Goal: Quote all entries in full, exactly.
-- BEGIN The input --
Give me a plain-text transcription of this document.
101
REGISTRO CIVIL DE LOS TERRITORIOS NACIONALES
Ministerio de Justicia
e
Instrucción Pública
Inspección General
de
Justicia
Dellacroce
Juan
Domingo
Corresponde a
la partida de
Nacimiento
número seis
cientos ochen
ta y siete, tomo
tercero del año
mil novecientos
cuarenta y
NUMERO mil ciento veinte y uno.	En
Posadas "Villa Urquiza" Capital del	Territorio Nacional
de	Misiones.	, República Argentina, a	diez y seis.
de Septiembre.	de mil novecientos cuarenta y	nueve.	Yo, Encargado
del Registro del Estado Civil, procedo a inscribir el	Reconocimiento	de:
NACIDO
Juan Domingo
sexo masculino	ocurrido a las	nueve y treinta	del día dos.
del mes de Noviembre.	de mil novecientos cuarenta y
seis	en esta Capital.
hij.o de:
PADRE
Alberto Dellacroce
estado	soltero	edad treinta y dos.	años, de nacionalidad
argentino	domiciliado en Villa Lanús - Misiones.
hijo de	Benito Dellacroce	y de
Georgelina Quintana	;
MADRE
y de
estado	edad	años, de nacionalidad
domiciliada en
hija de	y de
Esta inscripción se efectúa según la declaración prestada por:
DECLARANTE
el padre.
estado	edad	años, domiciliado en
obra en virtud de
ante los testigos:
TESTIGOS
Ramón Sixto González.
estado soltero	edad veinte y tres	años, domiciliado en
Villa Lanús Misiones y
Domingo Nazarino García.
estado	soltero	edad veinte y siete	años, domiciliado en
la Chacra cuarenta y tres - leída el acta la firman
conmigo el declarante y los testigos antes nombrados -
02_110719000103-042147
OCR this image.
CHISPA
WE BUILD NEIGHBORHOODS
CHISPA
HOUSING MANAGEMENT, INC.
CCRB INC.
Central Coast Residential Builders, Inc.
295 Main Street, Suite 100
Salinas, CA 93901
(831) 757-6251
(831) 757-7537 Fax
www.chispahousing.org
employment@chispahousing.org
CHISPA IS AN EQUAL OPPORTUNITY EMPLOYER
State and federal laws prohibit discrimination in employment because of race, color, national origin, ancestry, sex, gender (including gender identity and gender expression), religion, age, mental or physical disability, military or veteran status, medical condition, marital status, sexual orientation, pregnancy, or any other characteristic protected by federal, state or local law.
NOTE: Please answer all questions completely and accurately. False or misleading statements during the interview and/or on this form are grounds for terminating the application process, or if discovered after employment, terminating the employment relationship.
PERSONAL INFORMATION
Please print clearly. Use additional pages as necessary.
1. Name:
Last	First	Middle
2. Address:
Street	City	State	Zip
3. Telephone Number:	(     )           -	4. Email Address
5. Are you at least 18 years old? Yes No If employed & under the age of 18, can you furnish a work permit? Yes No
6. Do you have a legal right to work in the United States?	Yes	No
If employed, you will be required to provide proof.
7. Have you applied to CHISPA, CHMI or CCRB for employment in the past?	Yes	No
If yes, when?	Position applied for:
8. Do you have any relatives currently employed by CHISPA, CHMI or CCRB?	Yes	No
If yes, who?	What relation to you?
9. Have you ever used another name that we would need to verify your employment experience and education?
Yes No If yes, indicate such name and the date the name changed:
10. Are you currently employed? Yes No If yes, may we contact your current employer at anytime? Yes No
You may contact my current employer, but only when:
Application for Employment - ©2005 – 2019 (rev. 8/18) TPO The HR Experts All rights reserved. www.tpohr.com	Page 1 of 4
-- END The input --
Answer to this problem:
Give me a plain-text transcription of this document.
101
REGISTRO CIVIL DE LOS TERRITORIOS NACIONALES
Ministerio de Justicia
e
Instrucción Pública
Inspección General
de
Justicia
Dellacroce
Juan
Domingo
Corresponde a
la partida de
Nacimiento
número seis
cientos ochen
ta y siete, tomo
tercero del año
mil novecientos
cuarenta y
NUMERO mil ciento veinte y uno.	En
Posadas "Villa Urquiza" Capital del	Territorio Nacional
de	Misiones.	, República Argentina, a	diez y seis.
de Septiembre.	de mil novecientos cuarenta y	nueve.	Yo, Encargado
del Registro del Estado Civil, procedo a inscribir el	Reconocimiento	de:
NACIDO
Juan Domingo
sexo masculino	ocurrido a las	nueve y treinta	del día dos.
del mes de Noviembre.	de mil novecientos cuarenta y
seis	en esta Capital.
hij.o de:
PADRE
Alberto Dellacroce
estado	soltero	edad treinta y dos.	años, de nacionalidad
argentino	domiciliado en Villa Lanús - Misiones.
hijo de	Benito Dellacroce	y de
Georgelina Quintana	;
MADRE
y de
estado	edad	años, de nacionalidad
domiciliada en
hija de	y de
Esta inscripción se efectúa según la declaración prestada por:
DECLARANTE
el padre.
estado	edad	años, domiciliado en
obra en virtud de
ante los testigos:
TESTIGOS
Ramón Sixto González.
estado soltero	edad veinte y tres	años, domiciliado en
Villa Lanús Misiones y
Domingo Nazarino García.
estado	soltero	edad veinte y siete	años, domiciliado en
la Chacra cuarenta y tres - leída el acta la firman
conmigo el declarante y los testigos antes nombrados -
02_110719000103-042147
OCR this image.
CHISPA
WE BUILD NEIGHBORHOODS
CHISPA
HOUSING MANAGEMENT, INC.
CCRB INC.
Central Coast Residential Builders, Inc.
295 Main Street, Suite 100
Salinas, CA 93901
(831) 757-6251
(831) 757-7537 Fax
www.chispahousing.org
employment@chispahousing.org
CHISPA IS AN EQUAL OPPORTUNITY EMPLOYER
State and federal laws prohibit discrimination in employment because of race, color, national origin, ancestry, sex, gender (including gender identity and gender expression), religion, age, mental or physical disability, military or veteran status, medical condition, marital status, sexual orientation, pregnancy, or any other characteristic protected by federal, state or local law.
NOTE: Please answer all questions completely and accurately. False or misleading statements during the interview and/or on this form are grounds for terminating the application process, or if discovered after employment, terminating the employment relationship.
PERSONAL INFORMATION
Please print clearly. Use additional pages as necessary.
1. Name:
Last	First	Middle
2. Address:
Street	City	State	Zip
3. Telephone Number:	(     )           -	4. Email Address
5. Are you at least 18 years old? Yes No If employed & under the age of 18, can you furnish a work permit? Yes No
6. Do you have a legal right to work in the United States?	Yes	No
If employed, you will be required to provide proof.
7. Have you applied to CHISPA, CHMI or CCRB for employment in the past?	Yes	No
If yes, when?	Position applied for:
8. Do you have any relatives currently employed by CHISPA, CHMI or CCRB?	Yes	No
If yes, who?	What relation to you?
9. Have you ever used another name that we would need to verify your employment experience and education?
Yes No If yes, indicate such name and the date the name changed:
10. Are you currently employed? Yes No If yes, may we contact your current employer at anytime? Yes No
You may contact my current employer, but only when:
Application for Employment - ©2005 – 2019 (rev. 8/18) TPO The HR Experts All rights reserved. www.tpohr.com	Page 1 of 4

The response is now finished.